• [BRIEF] Print all of the data exactly.

• [DATA FOR THE TASK]

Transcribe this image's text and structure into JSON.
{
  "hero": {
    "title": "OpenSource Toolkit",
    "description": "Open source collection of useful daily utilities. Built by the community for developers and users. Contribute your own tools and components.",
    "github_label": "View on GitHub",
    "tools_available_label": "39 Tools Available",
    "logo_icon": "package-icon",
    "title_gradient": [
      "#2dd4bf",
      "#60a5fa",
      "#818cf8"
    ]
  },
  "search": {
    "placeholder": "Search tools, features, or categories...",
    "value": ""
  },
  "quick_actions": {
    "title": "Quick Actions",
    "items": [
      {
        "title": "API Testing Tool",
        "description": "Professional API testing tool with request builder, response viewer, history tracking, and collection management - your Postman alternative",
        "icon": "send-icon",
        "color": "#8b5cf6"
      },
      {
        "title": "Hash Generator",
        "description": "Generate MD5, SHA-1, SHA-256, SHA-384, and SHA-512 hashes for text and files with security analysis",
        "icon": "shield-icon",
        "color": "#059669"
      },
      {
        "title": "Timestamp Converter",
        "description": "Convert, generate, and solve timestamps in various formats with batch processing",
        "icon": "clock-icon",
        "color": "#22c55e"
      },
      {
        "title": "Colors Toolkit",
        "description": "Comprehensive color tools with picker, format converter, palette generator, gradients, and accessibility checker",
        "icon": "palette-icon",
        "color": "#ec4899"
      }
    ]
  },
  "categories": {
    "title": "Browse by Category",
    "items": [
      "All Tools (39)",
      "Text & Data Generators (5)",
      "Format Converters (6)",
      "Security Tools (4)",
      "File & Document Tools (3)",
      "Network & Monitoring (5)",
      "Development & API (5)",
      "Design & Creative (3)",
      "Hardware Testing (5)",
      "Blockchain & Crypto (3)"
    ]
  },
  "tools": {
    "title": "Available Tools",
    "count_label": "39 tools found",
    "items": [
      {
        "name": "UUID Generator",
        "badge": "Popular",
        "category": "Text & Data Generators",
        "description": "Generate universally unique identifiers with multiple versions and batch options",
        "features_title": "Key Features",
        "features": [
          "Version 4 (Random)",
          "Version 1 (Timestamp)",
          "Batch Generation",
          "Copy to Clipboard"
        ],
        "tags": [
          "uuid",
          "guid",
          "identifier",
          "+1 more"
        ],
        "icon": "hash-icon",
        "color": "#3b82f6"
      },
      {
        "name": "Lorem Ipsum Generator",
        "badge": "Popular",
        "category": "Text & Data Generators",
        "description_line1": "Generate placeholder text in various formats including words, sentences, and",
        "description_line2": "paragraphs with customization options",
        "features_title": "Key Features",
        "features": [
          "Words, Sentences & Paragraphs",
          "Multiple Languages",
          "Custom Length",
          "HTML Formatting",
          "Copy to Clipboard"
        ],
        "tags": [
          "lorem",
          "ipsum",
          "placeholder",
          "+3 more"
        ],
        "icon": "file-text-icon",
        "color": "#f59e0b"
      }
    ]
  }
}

• [EXERCISE RESULT]
Transcribe this image's text and structure into JSON.
{
  "hero": {
    "title": "OpenSource Toolkit",
    "description": "Open source collection of useful daily utilities. Built by the community for developers and users. Contribute your own tools and components.",
    "github_label": "View on GitHub",
    "tools_available_label": "39 Tools Available",
    "logo_icon": "package-icon",
    "title_gradient": [
      "#2dd4bf",
      "#60a5fa",
      "#818cf8"
    ]
  },
  "search": {
    "placeholder": "Search tools, features, or categories...",
    "value": ""
  },
  "quick_actions": {
    "title": "Quick Actions",
    "items": [
      {
        "title": "API Testing Tool",
        "description": "Professional API testing tool with request builder, response viewer, history tracking, and collection management - your Postman alternative",
        "icon": "send-icon",
        "color": "#8b5cf6"
      },
      {
        "title": "Hash Generator",
        "description": "Generate MD5, SHA-1, SHA-256, SHA-384, and SHA-512 hashes for text and files with security analysis",
        "icon": "shield-icon",
        "color": "#059669"
      },
      {
        "title": "Timestamp Converter",
        "description": "Convert, generate, and solve timestamps in various formats with batch processing",
        "icon": "clock-icon",
        "color": "#22c55e"
      },
      {
        "title": "Colors Toolkit",
        "description": "Comprehensive color tools with picker, format converter, palette generator, gradients, and accessibility checker",
        "icon": "palette-icon",
        "color": "#ec4899"
      }
    ]
  },
  "categories": {
    "title": "Browse by Category",
    "items": [
      "All Tools (39)",
      "Text & Data Generators (5)",
      "Format Converters (6)",
      "Security Tools (4)",
      "File & Document Tools (3)",
      "Network & Monitoring (5)",
      "Development & API (5)",
      "Design & Creative (3)",
      "Hardware Testing (5)",
      "Blockchain & Crypto (3)"
    ]
  },
  "tools": {
    "title": "Available Tools",
    "count_label": "39 tools found",
    "items": [
      {
        "name": "UUID Generator",
        "badge": "Popular",
        "category": "Text & Data Generators",
        "description": "Generate universally unique identifiers with multiple versions and batch options",
        "features_title": "Key Features",
        "features": [
          "Version 4 (Random)",
          "Version 1 (Timestamp)",
          "Batch Generation",
          "Copy to Clipboard"
        ],
        "tags": [
          "uuid",
          "guid",
          "identifier",
          "+1 more"
        ],
        "icon": "hash-icon",
        "color": "#3b82f6"
      },
      {
        "name": "Lorem Ipsum Generator",
        "badge": "Popular",
        "category": "Text & Data Generators",
        "description_line1": "Generate placeholder text in various formats including words, sentences, and",
        "description_line2": "paragraphs with customization options",
        "features_title": "Key Features",
        "features": [
          "Words, Sentences & Paragraphs",
          "Multiple Languages",
          "Custom Length",
          "HTML Formatting",
          "Copy to Clipboard"
        ],
        "tags": [
          "lorem",
          "ipsum",
          "placeholder",
          "+3 more"
        ],
        "icon": "file-text-icon",
        "color": "#f59e0b"
      }
    ]
  }
}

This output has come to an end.